The problem
Without the pictures, can you quote each line below exactly?

(Collected data entries)
= = =

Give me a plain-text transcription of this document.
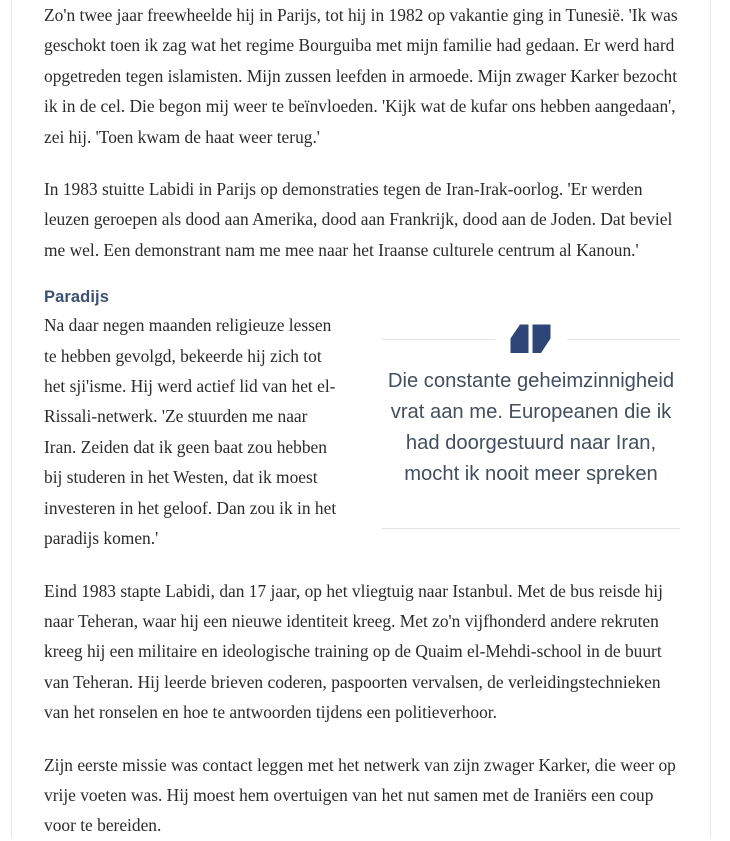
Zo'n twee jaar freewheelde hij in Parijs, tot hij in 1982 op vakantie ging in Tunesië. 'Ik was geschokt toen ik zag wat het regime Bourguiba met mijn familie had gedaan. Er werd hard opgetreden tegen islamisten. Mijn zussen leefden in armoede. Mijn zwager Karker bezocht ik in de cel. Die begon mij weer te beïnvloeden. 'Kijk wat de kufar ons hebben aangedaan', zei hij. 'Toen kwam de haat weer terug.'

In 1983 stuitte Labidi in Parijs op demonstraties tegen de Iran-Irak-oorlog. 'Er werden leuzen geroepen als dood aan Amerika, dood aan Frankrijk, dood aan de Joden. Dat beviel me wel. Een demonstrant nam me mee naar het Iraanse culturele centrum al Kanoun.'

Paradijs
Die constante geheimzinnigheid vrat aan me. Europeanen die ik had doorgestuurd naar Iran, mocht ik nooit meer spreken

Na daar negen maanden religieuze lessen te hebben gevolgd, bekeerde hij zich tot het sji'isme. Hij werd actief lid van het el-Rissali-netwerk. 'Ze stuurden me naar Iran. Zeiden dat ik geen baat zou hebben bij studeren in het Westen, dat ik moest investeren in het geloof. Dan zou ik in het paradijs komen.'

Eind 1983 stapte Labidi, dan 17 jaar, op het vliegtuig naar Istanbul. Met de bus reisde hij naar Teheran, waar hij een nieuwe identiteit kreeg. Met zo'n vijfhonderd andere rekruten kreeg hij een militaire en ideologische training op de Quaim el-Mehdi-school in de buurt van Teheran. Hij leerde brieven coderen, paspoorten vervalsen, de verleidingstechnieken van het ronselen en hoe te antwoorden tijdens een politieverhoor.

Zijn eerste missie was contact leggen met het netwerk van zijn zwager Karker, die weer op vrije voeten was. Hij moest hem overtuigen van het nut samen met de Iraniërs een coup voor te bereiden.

= = =

Result below
Give me a plain-text transcription of this document.
Zo'n twee jaar freewheelde hij in Parijs, tot hij in 1982 op vakantie ging in Tunesië. 'Ik was geschokt toen ik zag wat het regime Bourguiba met mijn familie had gedaan. Er werd hard opgetreden tegen islamisten. Mijn zussen leefden in armoede. Mijn zwager Karker bezocht ik in de cel. Die begon mij weer te beïnvloeden. 'Kijk wat de kufar ons hebben aangedaan', zei hij. 'Toen kwam de haat weer terug.'

In 1983 stuitte Labidi in Parijs op demonstraties tegen de Iran-Irak-oorlog. 'Er werden leuzen geroepen als dood aan Amerika, dood aan Frankrijk, dood aan de Joden. Dat beviel me wel. Een demonstrant nam me mee naar het Iraanse culturele centrum al Kanoun.'

Paradijs
Die constante geheimzinnigheid vrat aan me. Europeanen die ik had doorgestuurd naar Iran, mocht ik nooit meer spreken

Na daar negen maanden religieuze lessen te hebben gevolgd, bekeerde hij zich tot het sji'isme. Hij werd actief lid van het el-Rissali-netwerk. 'Ze stuurden me naar Iran. Zeiden dat ik geen baat zou hebben bij studeren in het Westen, dat ik moest investeren in het geloof. Dan zou ik in het paradijs komen.'

Eind 1983 stapte Labidi, dan 17 jaar, op het vliegtuig naar Istanbul. Met de bus reisde hij naar Teheran, waar hij een nieuwe identiteit kreeg. Met zo'n vijfhonderd andere rekruten kreeg hij een militaire en ideologische training op de Quaim el-Mehdi-school in de buurt van Teheran. Hij leerde brieven coderen, paspoorten vervalsen, de verleidingstechnieken van het ronselen en hoe te antwoorden tijdens een politieverhoor.

Zijn eerste missie was contact leggen met het netwerk van zijn zwager Karker, die weer op vrije voeten was. Hij moest hem overtuigen van het nut samen met de Iraniërs een coup voor te bereiden.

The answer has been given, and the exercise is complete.